### Extracted data entries
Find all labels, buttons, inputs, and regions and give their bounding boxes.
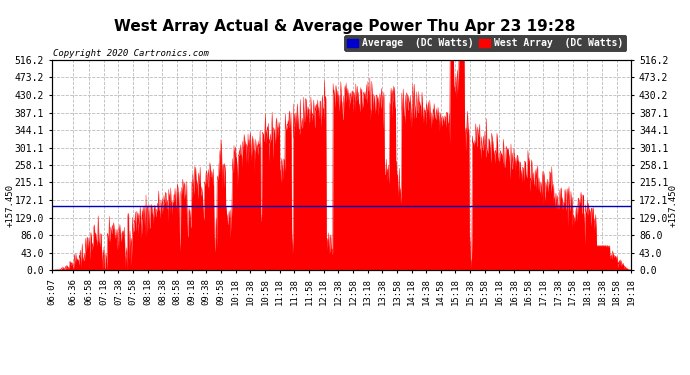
Text: West Array Actual & Average Power Thu Apr 23 19:28: West Array Actual & Average Power Thu Ap… bbox=[115, 19, 575, 34]
Text: Copyright 2020 Cartronics.com: Copyright 2020 Cartronics.com bbox=[53, 49, 209, 58]
Text: +157.450: +157.450 bbox=[669, 184, 678, 228]
Text: +157.450: +157.450 bbox=[6, 184, 14, 228]
Legend: Average  (DC Watts), West Array  (DC Watts): Average (DC Watts), West Array (DC Watts… bbox=[344, 36, 627, 51]
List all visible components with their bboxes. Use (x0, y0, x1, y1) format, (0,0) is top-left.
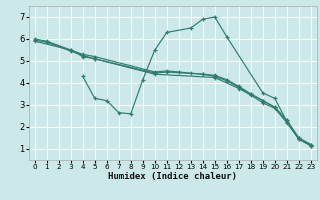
X-axis label: Humidex (Indice chaleur): Humidex (Indice chaleur) (108, 172, 237, 181)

### What is asked
Turn all of the records above into a JSON list of strings, with one string for each line and no blank lines. Leave the pictures out.

### Expected answer
[
  "Find all labels, buttons, inputs, and regions and give their bounding boxes.",
  "Text: West Array Actual & Average Power Thu Apr 23 19:28: West Array Actual & Average Power Thu Ap… bbox=[115, 19, 575, 34]",
  "Text: Copyright 2020 Cartronics.com: Copyright 2020 Cartronics.com bbox=[53, 49, 209, 58]",
  "Text: +157.450: +157.450 bbox=[669, 184, 678, 228]",
  "Text: +157.450: +157.450 bbox=[6, 184, 14, 228]",
  "Legend: Average  (DC Watts), West Array  (DC Watts): Average (DC Watts), West Array (DC Watts… bbox=[344, 36, 627, 51]",
  "List all visible components with their bboxes. Use (x0, y0, x1, y1) format, (0,0) is top-left.",
  "X-axis label: Humidex (Indice chaleur): Humidex (Indice chaleur) (108, 172, 237, 181)"
]